Stored data entries
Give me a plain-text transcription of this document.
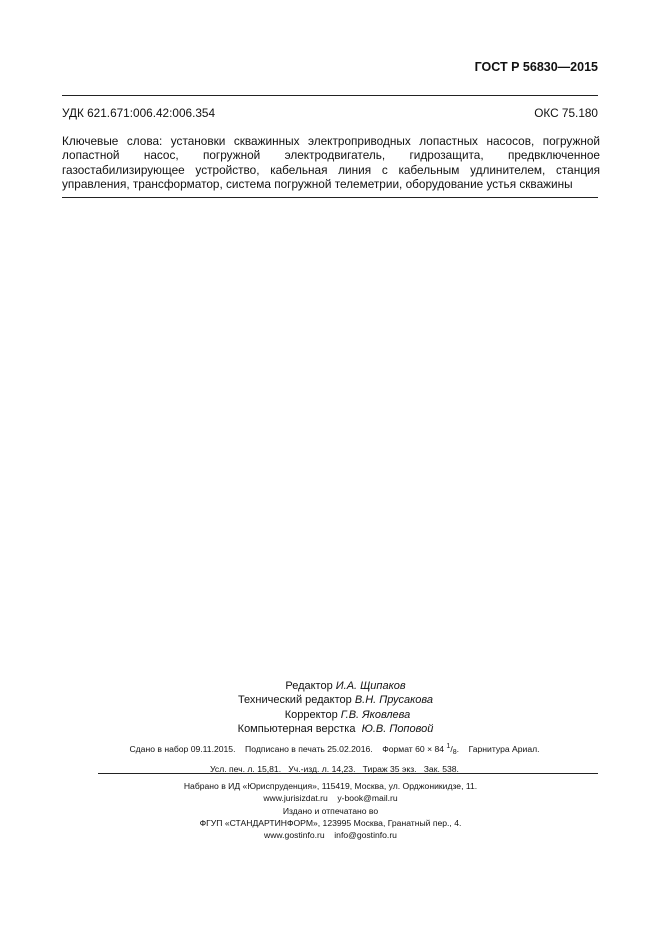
ГОСТ Р 56830—2015
УДК 621.671:006.42:006.354	ОКС 75.180
Ключевые слова: установки скважинных электроприводных лопастных насосов, погружной лопастной насос, погружной электродвигатель, гидрозащита, предвключенное газостабилизирующее устройство, кабельная линия с кабельным удлинителем, станция управления, трансформатор, система погружной телеметрии, оборудование устья скважины
Редактор И.А. Щипаков
Технический редактор В.Н. Прусакова
Корректор Г.В. Яковлева
Компьютерная верстка Ю.В. Поповой
Сдано в набор 09.11.2015. Подписано в печать 25.02.2016. Формат 60 × 84 $^1/_8$.    Гарнитура Ариал.
Усл. печ. л. 15,81. Уч.-изд. л. 14,23. Тираж 35 экз. Зак. 538.
Набрано в ИД «Юриспруденция», 115419, Москва, ул. Орджоникидзе, 11.
www.jurisizdat.ru y-book@mail.ru
Издано и отпечатано во
ФГУП «СТАНДАРТИНФОРМ», 123995 Москва, Гранатный пер., 4.
www.gostinfo.ru info@gostinfo.ru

What needs to be done:
Give all the lines above again, character for character, without pictures.

Exercise solution:
Give me a plain-text transcription of this document.
ГОСТ Р 56830—2015
УДК 621.671:006.42:006.354	ОКС 75.180
Ключевые слова: установки скважинных электроприводных лопастных насосов, погружной лопастной насос, погружной электродвигатель, гидрозащита, предвключенное газостабилизирующее устройство, кабельная линия с кабельным удлинителем, станция управления, трансформатор, система погружной телеметрии, оборудование устья скважины
Редактор И.А. Щипаков
Технический редактор В.Н. Прусакова
Корректор Г.В. Яковлева
Компьютерная верстка Ю.В. Поповой
Сдано в набор 09.11.2015. Подписано в печать 25.02.2016. Формат 60 × 84 $^1/_8$.    Гарнитура Ариал.
Усл. печ. л. 15,81. Уч.-изд. л. 14,23. Тираж 35 экз. Зак. 538.
Набрано в ИД «Юриспруденция», 115419, Москва, ул. Орджоникидзе, 11.
www.jurisizdat.ru y-book@mail.ru
Издано и отпечатано во
ФГУП «СТАНДАРТИНФОРМ», 123995 Москва, Гранатный пер., 4.
www.gostinfo.ru info@gostinfo.ru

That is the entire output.